**Brief**. Gather up every line from the entries below that uses the word "share".
Start of Input data
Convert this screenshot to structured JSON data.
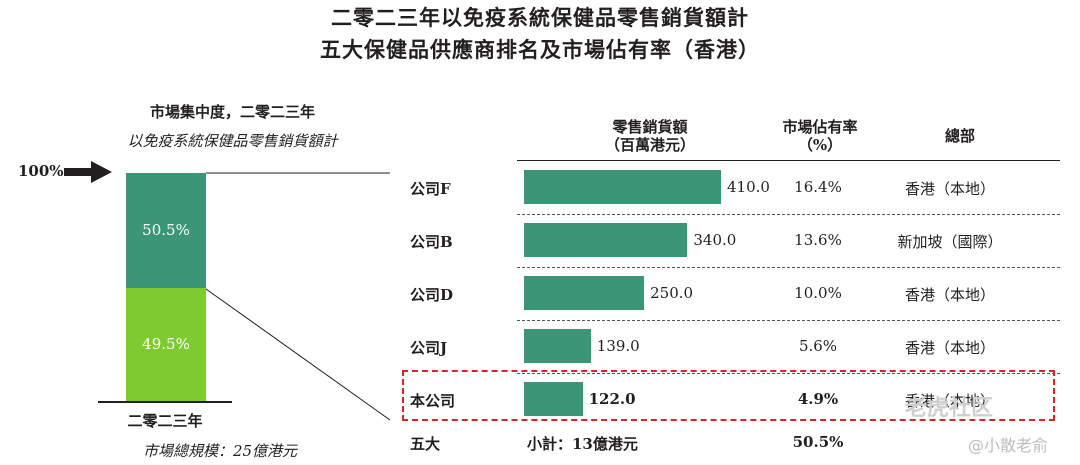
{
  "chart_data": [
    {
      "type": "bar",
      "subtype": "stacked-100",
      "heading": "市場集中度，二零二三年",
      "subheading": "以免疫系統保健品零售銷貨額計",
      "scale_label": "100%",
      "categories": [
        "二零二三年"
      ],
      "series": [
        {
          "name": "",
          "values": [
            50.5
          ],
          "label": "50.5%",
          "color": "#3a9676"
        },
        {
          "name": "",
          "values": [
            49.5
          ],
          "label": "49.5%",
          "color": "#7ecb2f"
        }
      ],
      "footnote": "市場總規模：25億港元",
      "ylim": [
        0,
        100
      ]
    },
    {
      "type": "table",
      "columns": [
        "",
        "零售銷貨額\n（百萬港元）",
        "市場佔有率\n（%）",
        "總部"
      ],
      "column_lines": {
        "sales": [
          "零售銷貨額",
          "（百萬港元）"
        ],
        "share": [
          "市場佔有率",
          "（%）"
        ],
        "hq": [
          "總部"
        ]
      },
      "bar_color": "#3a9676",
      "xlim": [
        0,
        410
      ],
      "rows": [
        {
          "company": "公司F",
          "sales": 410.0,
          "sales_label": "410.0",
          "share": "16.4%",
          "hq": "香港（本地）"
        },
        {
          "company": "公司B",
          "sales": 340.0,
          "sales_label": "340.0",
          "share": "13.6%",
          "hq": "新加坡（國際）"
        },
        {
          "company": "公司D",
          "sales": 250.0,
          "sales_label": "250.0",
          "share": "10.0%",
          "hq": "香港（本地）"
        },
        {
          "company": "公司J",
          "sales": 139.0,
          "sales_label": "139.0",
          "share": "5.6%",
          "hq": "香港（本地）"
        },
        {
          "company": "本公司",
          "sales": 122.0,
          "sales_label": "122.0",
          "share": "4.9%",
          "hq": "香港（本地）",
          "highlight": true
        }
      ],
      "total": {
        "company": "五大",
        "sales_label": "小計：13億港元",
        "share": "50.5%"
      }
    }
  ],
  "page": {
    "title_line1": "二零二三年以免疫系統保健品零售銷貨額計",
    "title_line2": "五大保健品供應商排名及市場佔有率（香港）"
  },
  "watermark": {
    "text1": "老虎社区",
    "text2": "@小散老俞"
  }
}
End of Input data
Start of Input data
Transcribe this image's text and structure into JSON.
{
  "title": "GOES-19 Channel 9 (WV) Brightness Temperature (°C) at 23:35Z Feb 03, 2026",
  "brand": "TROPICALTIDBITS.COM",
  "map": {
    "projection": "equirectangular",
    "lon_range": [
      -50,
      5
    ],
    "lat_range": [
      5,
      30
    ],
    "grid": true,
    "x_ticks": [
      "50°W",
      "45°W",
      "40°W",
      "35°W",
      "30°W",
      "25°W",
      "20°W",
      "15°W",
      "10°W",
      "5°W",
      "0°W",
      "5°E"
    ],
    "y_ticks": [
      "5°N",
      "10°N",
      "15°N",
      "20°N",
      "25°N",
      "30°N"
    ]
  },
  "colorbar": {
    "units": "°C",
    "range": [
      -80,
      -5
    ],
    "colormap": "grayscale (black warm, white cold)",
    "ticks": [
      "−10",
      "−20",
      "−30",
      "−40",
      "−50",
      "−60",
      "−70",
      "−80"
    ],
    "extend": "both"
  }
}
End of Input data
Start of Input data
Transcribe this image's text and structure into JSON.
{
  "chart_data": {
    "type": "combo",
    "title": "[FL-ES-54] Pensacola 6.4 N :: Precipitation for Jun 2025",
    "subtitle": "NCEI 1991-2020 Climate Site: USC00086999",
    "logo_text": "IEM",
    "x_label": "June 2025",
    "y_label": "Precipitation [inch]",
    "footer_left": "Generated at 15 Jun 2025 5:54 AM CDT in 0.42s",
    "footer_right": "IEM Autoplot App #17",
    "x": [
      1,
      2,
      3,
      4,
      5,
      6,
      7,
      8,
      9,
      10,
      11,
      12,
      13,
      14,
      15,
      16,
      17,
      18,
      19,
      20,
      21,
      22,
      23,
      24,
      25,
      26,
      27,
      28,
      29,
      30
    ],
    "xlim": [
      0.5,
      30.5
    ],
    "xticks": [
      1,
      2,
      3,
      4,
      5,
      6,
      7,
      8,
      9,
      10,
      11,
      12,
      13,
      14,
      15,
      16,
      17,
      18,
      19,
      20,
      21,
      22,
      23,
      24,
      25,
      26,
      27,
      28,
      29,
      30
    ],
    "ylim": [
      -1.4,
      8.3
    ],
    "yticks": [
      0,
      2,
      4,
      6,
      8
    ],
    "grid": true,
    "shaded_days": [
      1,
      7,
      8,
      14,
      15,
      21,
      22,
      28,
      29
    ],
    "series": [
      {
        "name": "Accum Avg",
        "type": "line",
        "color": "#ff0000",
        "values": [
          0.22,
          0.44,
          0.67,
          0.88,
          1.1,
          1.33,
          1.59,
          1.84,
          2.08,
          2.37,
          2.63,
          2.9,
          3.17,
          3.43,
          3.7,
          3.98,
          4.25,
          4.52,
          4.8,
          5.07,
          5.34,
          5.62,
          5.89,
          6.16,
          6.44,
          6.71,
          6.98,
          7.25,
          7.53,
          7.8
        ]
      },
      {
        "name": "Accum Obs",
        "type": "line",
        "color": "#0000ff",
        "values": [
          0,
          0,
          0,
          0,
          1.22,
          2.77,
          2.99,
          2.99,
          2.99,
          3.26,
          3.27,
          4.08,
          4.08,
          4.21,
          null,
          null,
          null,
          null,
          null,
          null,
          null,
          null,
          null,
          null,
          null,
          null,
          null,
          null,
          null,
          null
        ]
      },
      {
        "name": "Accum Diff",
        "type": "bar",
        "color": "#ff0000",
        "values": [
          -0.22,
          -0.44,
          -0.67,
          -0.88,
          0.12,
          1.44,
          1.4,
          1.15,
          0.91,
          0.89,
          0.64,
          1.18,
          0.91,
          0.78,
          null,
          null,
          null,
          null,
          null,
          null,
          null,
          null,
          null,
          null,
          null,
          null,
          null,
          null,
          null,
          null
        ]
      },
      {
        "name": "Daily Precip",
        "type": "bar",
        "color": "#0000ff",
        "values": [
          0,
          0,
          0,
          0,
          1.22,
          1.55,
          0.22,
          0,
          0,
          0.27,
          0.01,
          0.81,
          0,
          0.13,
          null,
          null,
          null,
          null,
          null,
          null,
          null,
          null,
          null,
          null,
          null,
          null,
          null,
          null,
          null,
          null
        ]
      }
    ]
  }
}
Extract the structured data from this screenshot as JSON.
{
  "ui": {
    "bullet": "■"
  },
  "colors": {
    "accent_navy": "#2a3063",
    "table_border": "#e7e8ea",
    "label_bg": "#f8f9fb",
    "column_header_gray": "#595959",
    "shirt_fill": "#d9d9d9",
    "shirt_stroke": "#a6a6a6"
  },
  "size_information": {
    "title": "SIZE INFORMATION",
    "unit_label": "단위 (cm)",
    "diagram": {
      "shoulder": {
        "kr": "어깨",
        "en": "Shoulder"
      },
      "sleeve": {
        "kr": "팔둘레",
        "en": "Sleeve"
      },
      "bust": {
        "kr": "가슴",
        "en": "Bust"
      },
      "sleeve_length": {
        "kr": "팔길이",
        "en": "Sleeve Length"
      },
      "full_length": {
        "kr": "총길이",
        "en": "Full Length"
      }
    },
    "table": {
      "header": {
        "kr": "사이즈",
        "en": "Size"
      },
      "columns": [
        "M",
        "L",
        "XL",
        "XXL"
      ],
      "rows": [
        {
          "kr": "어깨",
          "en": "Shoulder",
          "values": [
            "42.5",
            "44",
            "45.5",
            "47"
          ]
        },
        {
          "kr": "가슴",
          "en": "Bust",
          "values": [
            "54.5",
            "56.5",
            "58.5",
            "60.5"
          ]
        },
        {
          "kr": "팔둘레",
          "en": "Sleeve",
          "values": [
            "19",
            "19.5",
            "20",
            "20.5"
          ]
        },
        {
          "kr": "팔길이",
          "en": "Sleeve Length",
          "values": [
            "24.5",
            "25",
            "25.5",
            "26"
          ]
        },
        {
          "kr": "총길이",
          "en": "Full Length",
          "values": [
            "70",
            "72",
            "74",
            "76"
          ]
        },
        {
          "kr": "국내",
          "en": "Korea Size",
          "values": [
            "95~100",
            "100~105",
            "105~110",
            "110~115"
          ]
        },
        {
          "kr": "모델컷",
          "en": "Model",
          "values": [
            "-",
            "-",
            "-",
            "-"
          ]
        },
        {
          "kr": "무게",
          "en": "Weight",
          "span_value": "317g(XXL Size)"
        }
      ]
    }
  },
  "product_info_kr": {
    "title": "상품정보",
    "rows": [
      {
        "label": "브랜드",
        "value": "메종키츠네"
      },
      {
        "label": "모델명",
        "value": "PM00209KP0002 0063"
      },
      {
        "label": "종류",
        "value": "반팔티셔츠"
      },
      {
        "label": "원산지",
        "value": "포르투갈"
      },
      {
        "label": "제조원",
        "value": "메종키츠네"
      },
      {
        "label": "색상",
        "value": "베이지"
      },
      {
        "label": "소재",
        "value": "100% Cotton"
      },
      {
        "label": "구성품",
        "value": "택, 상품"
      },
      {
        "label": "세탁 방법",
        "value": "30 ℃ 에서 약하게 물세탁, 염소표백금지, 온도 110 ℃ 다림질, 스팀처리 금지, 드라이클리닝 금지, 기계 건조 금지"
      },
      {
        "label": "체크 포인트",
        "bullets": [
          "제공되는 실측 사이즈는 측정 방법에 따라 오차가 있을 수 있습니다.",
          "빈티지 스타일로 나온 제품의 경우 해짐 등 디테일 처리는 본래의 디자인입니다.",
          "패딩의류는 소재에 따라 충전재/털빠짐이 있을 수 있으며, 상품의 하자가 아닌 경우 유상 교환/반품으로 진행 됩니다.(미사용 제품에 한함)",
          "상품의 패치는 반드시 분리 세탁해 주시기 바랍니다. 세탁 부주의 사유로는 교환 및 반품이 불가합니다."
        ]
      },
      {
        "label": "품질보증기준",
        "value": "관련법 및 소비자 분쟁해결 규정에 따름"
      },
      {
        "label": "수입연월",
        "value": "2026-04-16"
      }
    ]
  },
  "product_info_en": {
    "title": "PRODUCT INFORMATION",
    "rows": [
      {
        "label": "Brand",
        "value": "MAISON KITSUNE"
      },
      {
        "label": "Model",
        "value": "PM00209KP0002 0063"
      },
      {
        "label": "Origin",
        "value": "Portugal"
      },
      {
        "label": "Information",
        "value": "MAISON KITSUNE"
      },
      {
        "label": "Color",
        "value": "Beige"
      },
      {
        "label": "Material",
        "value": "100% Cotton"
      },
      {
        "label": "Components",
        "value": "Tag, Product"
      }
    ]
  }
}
End of Input data
**Solution to the problem**.
        "share": [
          "share": "16.4%",
          "share": "13.6%",
          "share": "10.0%",
          "share": "5.6%",
          "share": "4.9%",
        "share": "50.5%"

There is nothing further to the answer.